**EXERCISE REQUIREMENTS**: Show, in full, each line of the data that contains "Carbohydrate".

(Component data from apps and pages)

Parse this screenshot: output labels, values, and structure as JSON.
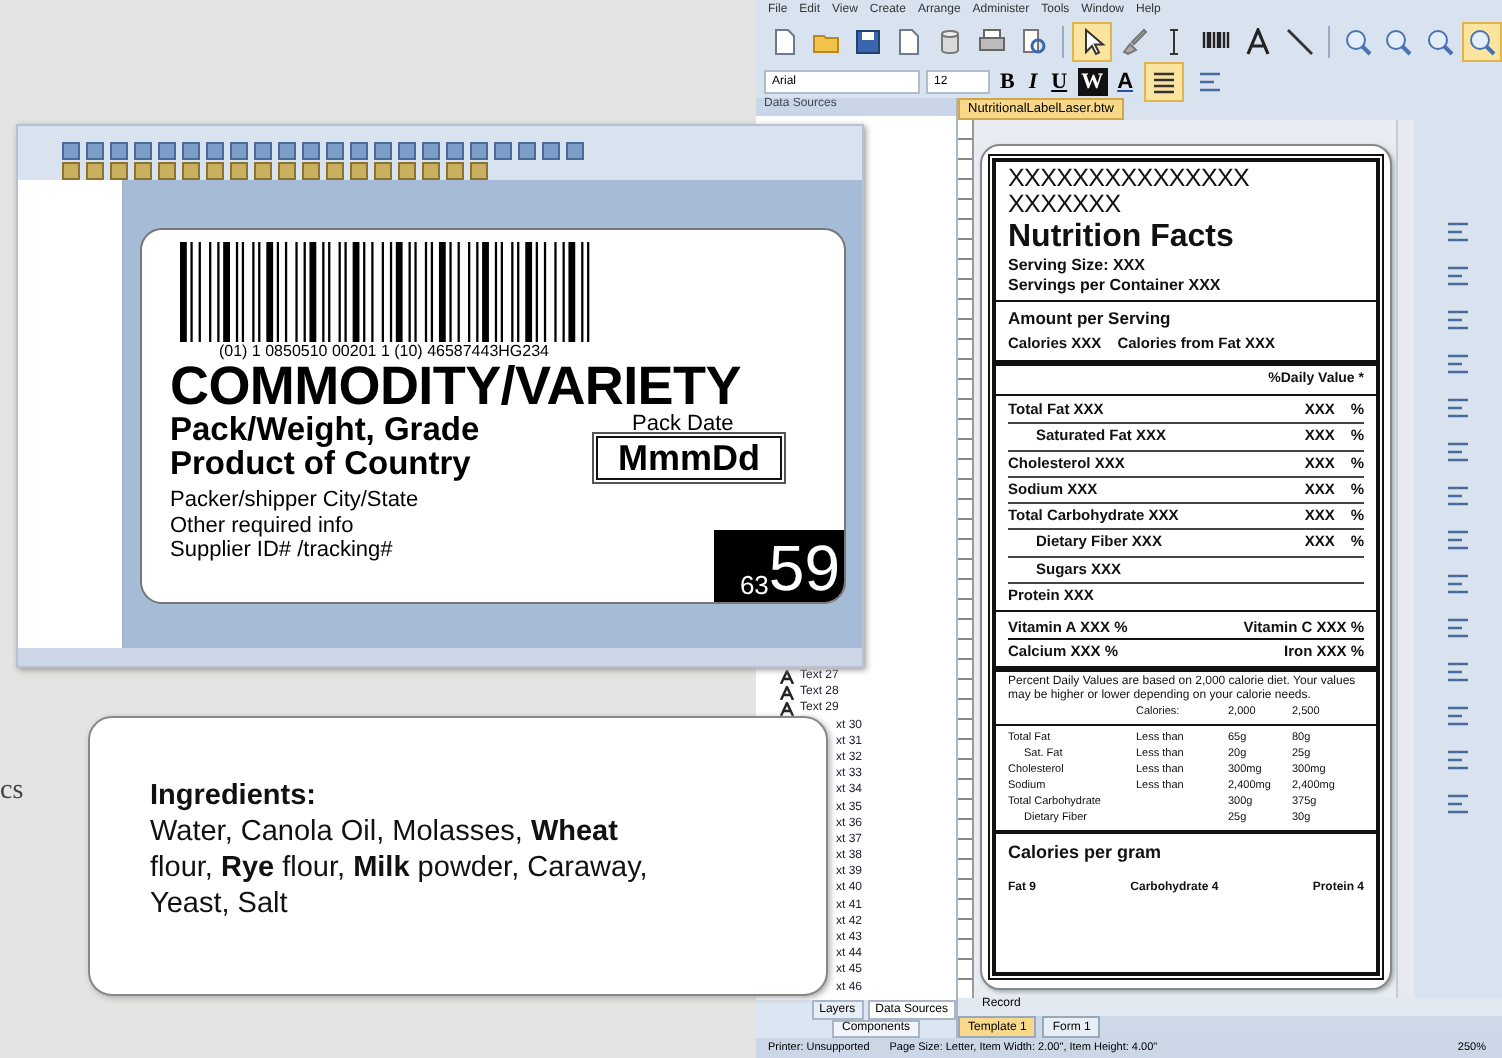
{
  "margin_text": "cs",
  "designer_window": {
    "menu": [
      "File",
      "Edit",
      "View",
      "Create",
      "Arrange",
      "Administer",
      "Tools",
      "Window",
      "Help"
    ],
    "drawing_tools": [
      {
        "selected": true
      },
      {
        "selected": false
      },
      {
        "selected": false
      },
      {
        "selected": false
      },
      {
        "selected": false
      },
      {
        "selected": false
      }
    ],
    "zoom_tools": [
      {
        "selected": false
      },
      {
        "selected": false
      },
      {
        "selected": false
      },
      {
        "selected": true
      }
    ],
    "font_name": "Arial",
    "font_size": "12",
    "bold_glyph": "B",
    "italic_glyph": "I",
    "underline_glyph": "U",
    "word_glyph": "W",
    "color_glyph": "A",
    "justify_selected": true,
    "panel_title": "Data Sources",
    "tree_items": [
      "Text 27",
      "Text 28",
      "Text 29"
    ],
    "tree_items_partial": [
      "xt 30",
      "xt 31",
      "xt 32",
      "xt 33",
      "xt 34",
      "xt 35",
      "xt 36",
      "xt 37",
      "xt 38",
      "xt 39",
      "xt 40",
      "xt 41",
      "xt 42",
      "xt 43",
      "xt 44",
      "xt 45",
      "xt 46"
    ],
    "panel_tabs": [
      {
        "label": "Layers",
        "selected": false
      },
      {
        "label": "Data Sources",
        "selected": true
      }
    ],
    "panel_footer": "Components",
    "document_tab": "NutritionalLabelLaser.btw",
    "record_label": "Record",
    "sheet_tabs": [
      {
        "label": "Template 1",
        "selected": true
      },
      {
        "label": "Form 1",
        "selected": false
      }
    ],
    "status": [
      "Printer: Unsupported",
      "Page Size: Letter, Item Width: 2.00\", Item Height: 4.00\""
    ],
    "zoom": "250%",
    "nutrition": {
      "header_lines": [
        "XXXXXXXXXXXXXXX",
        "XXXXXXX"
      ],
      "title": "Nutrition Facts",
      "serving_size": "Serving Size:  XXX",
      "servings": "Servings per Container   XXX",
      "amount_heading": "Amount per Serving",
      "calories": "Calories  XXX",
      "calories_fat": "Calories from Fat  XXX",
      "daily_value_heading": "%Daily Value *",
      "nutrients": [
        {
          "name": "Total Fat  XXX",
          "value": "XXX",
          "unit": "%",
          "indented": false
        },
        {
          "name": "Saturated Fat  XXX",
          "value": "XXX",
          "unit": "%",
          "indented": true
        },
        {
          "name": "Cholesterol  XXX",
          "value": "XXX",
          "unit": "%",
          "indented": false
        },
        {
          "name": "Sodium  XXX",
          "value": "XXX",
          "unit": "%",
          "indented": false
        },
        {
          "name": "Total Carbohydrate  XXX",
          "value": "XXX",
          "unit": "%",
          "indented": false
        },
        {
          "name": "Dietary Fiber  XXX",
          "value": "XXX",
          "unit": "%",
          "indented": true
        },
        {
          "name": "Sugars  XXX",
          "indented": true
        },
        {
          "name": "Protein  XXX",
          "indented": false
        }
      ],
      "vitamins": [
        [
          "Vitamin A  XXX  %",
          "Vitamin C  XXX  %"
        ],
        [
          "Calcium  XXX  %",
          "Iron  XXX   %"
        ]
      ],
      "footnote": "Percent Daily Values are based on 2,000 calorie diet. Your values may be higher or lower depending on your calorie needs.",
      "table_header": [
        "Calories:",
        "2,000",
        "2,500"
      ],
      "table_rows": [
        {
          "cells": [
            "Total Fat",
            "Less than",
            "65g",
            "80g"
          ],
          "indented": false
        },
        {
          "cells": [
            "Sat. Fat",
            "Less than",
            "20g",
            "25g"
          ],
          "indented": true
        },
        {
          "cells": [
            "Cholesterol",
            "Less than",
            "300mg",
            "300mg"
          ],
          "indented": false
        },
        {
          "cells": [
            "Sodium",
            "Less than",
            "2,400mg",
            "2,400mg"
          ],
          "indented": false
        },
        {
          "cells": [
            "Total Carbohydrate",
            "",
            "300g",
            "375g"
          ],
          "indented": false
        },
        {
          "cells": [
            "Dietary Fiber",
            "",
            "25g",
            "30g"
          ],
          "indented": true
        }
      ],
      "per_gram_heading": "Calories per gram",
      "per_gram": [
        "Fat 9",
        "Carbohydrate 4",
        "Protein 4"
      ]
    }
  },
  "produce_window": {
    "label": {
      "barcode_text": "(01) 1 0850510 00201 1 (10) 46587443HG234",
      "title": "COMMODITY/VARIETY",
      "lines": [
        "Pack/Weight, Grade",
        "Product of Country"
      ],
      "pack_date_label": "Pack Date",
      "pack_date": "MmmDd",
      "info": [
        "Packer/shipper   City/State",
        "Other required info",
        "Supplier ID# /tracking#"
      ],
      "code_small": "63",
      "code_large": "59"
    }
  },
  "ingredients_card": {
    "heading": "Ingredients:",
    "text": "Water, Canola Oil, Molasses, **Wheat** flour, **Rye** flour, **Milk** powder, Caraway, Yeast, Salt"
  }
}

**ANSWER BELOW**:
          "name": "Total Carbohydrate  XXX",
            "Total Carbohydrate",
        "Carbohydrate 4",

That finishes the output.